- [Exercise objective] Please repeat all of the listing exactly.

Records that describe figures

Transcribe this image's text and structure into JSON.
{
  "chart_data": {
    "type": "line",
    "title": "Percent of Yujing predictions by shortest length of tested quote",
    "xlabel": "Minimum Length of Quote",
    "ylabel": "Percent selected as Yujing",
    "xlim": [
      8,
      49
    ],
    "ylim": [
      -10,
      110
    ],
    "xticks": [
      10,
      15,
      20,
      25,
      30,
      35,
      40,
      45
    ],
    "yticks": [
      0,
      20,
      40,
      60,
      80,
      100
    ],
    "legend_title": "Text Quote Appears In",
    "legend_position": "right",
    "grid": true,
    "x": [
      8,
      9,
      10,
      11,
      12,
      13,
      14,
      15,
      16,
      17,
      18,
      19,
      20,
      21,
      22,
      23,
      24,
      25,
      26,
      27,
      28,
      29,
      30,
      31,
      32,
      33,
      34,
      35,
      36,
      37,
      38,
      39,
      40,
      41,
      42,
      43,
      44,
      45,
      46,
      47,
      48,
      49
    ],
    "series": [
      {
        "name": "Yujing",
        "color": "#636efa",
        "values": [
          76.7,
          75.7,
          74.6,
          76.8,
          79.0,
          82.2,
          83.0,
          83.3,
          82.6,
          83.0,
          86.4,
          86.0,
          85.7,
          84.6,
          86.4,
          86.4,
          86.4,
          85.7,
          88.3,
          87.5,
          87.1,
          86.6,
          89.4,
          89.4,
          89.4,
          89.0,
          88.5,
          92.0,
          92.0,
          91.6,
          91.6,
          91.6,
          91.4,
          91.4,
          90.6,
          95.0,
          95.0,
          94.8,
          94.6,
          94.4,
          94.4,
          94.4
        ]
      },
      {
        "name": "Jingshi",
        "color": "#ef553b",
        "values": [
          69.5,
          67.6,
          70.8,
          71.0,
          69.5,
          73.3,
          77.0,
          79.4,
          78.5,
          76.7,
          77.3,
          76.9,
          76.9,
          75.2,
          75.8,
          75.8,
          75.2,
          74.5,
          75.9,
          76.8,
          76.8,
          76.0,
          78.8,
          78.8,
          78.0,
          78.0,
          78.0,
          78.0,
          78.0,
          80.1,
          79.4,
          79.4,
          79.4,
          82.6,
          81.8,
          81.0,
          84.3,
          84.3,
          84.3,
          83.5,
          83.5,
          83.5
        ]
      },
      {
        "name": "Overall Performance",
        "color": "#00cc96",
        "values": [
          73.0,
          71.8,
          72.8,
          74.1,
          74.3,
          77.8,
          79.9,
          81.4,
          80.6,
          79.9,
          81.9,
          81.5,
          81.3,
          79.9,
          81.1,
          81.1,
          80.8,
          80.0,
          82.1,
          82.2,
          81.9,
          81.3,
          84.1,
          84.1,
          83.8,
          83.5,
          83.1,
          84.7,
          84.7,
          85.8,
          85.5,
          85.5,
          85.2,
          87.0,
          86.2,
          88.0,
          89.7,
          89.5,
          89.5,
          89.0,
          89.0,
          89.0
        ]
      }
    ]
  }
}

- [Correct response]
Transcribe this image's text and structure into JSON.
{
  "chart_data": {
    "type": "line",
    "title": "Percent of Yujing predictions by shortest length of tested quote",
    "xlabel": "Minimum Length of Quote",
    "ylabel": "Percent selected as Yujing",
    "xlim": [
      8,
      49
    ],
    "ylim": [
      -10,
      110
    ],
    "xticks": [
      10,
      15,
      20,
      25,
      30,
      35,
      40,
      45
    ],
    "yticks": [
      0,
      20,
      40,
      60,
      80,
      100
    ],
    "legend_title": "Text Quote Appears In",
    "legend_position": "right",
    "grid": true,
    "x": [
      8,
      9,
      10,
      11,
      12,
      13,
      14,
      15,
      16,
      17,
      18,
      19,
      20,
      21,
      22,
      23,
      24,
      25,
      26,
      27,
      28,
      29,
      30,
      31,
      32,
      33,
      34,
      35,
      36,
      37,
      38,
      39,
      40,
      41,
      42,
      43,
      44,
      45,
      46,
      47,
      48,
      49
    ],
    "series": [
      {
        "name": "Yujing",
        "color": "#636efa",
        "values": [
          76.7,
          75.7,
          74.6,
          76.8,
          79.0,
          82.2,
          83.0,
          83.3,
          82.6,
          83.0,
          86.4,
          86.0,
          85.7,
          84.6,
          86.4,
          86.4,
          86.4,
          85.7,
          88.3,
          87.5,
          87.1,
          86.6,
          89.4,
          89.4,
          89.4,
          89.0,
          88.5,
          92.0,
          92.0,
          91.6,
          91.6,
          91.6,
          91.4,
          91.4,
          90.6,
          95.0,
          95.0,
          94.8,
          94.6,
          94.4,
          94.4,
          94.4
        ]
      },
      {
        "name": "Jingshi",
        "color": "#ef553b",
        "values": [
          69.5,
          67.6,
          70.8,
          71.0,
          69.5,
          73.3,
          77.0,
          79.4,
          78.5,
          76.7,
          77.3,
          76.9,
          76.9,
          75.2,
          75.8,
          75.8,
          75.2,
          74.5,
          75.9,
          76.8,
          76.8,
          76.0,
          78.8,
          78.8,
          78.0,
          78.0,
          78.0,
          78.0,
          78.0,
          80.1,
          79.4,
          79.4,
          79.4,
          82.6,
          81.8,
          81.0,
          84.3,
          84.3,
          84.3,
          83.5,
          83.5,
          83.5
        ]
      },
      {
        "name": "Overall Performance",
        "color": "#00cc96",
        "values": [
          73.0,
          71.8,
          72.8,
          74.1,
          74.3,
          77.8,
          79.9,
          81.4,
          80.6,
          79.9,
          81.9,
          81.5,
          81.3,
          79.9,
          81.1,
          81.1,
          80.8,
          80.0,
          82.1,
          82.2,
          81.9,
          81.3,
          84.1,
          84.1,
          83.8,
          83.5,
          83.1,
          84.7,
          84.7,
          85.8,
          85.5,
          85.5,
          85.2,
          87.0,
          86.2,
          88.0,
          89.7,
          89.5,
          89.5,
          89.0,
          89.0,
          89.0
        ]
      }
    ]
  }
}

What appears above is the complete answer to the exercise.